## Teks Bacaan
My Labels

Wednesday, 23 January 2013

Keberhasilan Koperasi Indonesia



            Sebagai negara yang mempunyai tingkat kepadatan penduduk yang tinggi, tentu saja menjadikan Indonesia sebagai negara dengan jumlah koperasi terbanyak. Indonesia tercatat memiliki kurang lebih 188 ribu koperasi dalam berbagai skala, dan dalam berbagai tingkat “kesehatannya”. Menurut artikel yang saya baca, pada tahun 2011 kemarin Indonesia memasuki peringkat 3 besar dalam jumlah koperasi. Tapi dalam segi skala usaha, koperasi di Indonesia belum sanggup memasuki peringkat 300 besar koperasi di dunia. Padahal sebagian besar dari peringkat tersebut, diraih oleh koperasi-koperasi yang ada di negara berkembang.
            Indonesia memiliki koperasi besar yang ditargetkan akan masuk dalam 300 besar koperasi di dunia. Namun dilihat dari kualitas kesehatan koperasinya, saya rasa harus lebih banyak lagi yang diperbaiki. Peringkat tersebut bukan lah peringkat main-main, koperasi yang terdaftar dalam peringkat tersebut adalah koperasi yang telah sukses melaksanakan peran serta tugasnya, dan memiliki kualitas yang bagus.

## Bahan yang Disediakan
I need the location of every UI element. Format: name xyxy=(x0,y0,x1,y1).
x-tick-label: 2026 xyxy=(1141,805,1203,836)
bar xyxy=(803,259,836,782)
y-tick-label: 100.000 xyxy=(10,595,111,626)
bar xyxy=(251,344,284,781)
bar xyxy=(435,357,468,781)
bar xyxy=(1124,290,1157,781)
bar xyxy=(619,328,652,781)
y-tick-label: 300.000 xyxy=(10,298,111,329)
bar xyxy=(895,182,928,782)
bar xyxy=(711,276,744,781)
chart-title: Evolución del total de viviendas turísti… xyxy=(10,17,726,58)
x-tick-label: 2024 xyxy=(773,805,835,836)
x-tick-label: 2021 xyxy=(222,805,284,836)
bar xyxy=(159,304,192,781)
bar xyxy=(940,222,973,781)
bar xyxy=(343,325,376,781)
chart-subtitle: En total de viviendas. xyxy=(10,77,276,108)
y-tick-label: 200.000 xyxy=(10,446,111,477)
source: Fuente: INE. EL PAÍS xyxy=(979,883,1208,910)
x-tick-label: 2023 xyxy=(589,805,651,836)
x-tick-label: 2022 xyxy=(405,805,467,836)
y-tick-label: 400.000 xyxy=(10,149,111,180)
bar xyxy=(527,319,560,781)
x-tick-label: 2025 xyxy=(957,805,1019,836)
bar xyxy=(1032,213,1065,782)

## Daftar Tugas
A. Salin dengan tepat bagian teks tentang keberhasilan koperasi Indonesia, mulai dari "Indonesia memiliki koperasi" dan berakhir pada "kualitas yang bagus.".
B. Tuliskan ulang kata demi kata baris-baris dalam daftar, mulai dari baris pertama daftar dan berakhir pada baris yang memuat "x-tick-label: 2022 xyxy=(405,805,467,836)", dengan kedua baris itu ikut disertakan. Tuliskan hanya baris-baris tersebut.

## Jawaban per Tugas
A.
Indonesia memiliki koperasi besar yang ditargetkan akan masuk dalam 300 besar koperasi di dunia. Namun dilihat dari kualitas kesehatan koperasinya, saya rasa harus lebih banyak lagi yang diperbaiki. Peringkat tersebut bukan lah peringkat main-main, koperasi yang terdaftar dalam peringkat tersebut adalah koperasi yang telah sukses melaksanakan peran serta tugasnya, dan memiliki kualitas yang bagus.

B.
I need the location of every UI element. Format: name xyxy=(x0,y0,x1,y1).
x-tick-label: 2026 xyxy=(1141,805,1203,836)
bar xyxy=(803,259,836,782)
y-tick-label: 100.000 xyxy=(10,595,111,626)
bar xyxy=(251,344,284,781)
bar xyxy=(435,357,468,781)
bar xyxy=(1124,290,1157,781)
bar xyxy=(619,328,652,781)
y-tick-label: 300.000 xyxy=(10,298,111,329)
bar xyxy=(895,182,928,782)
bar xyxy=(711,276,744,781)
chart-title: Evolución del total de viviendas turísti… xyxy=(10,17,726,58)
x-tick-label: 2024 xyxy=(773,805,835,836)
x-tick-label: 2021 xyxy=(222,805,284,836)
bar xyxy=(159,304,192,781)
bar xyxy=(940,222,973,781)
bar xyxy=(343,325,376,781)
chart-subtitle: En total de viviendas. xyxy=(10,77,276,108)
y-tick-label: 200.000 xyxy=(10,446,111,477)
source: Fuente: INE. EL PAÍS xyxy=(979,883,1208,910)
x-tick-label: 2023 xyxy=(589,805,651,836)
x-tick-label: 2022 xyxy=(405,805,467,836)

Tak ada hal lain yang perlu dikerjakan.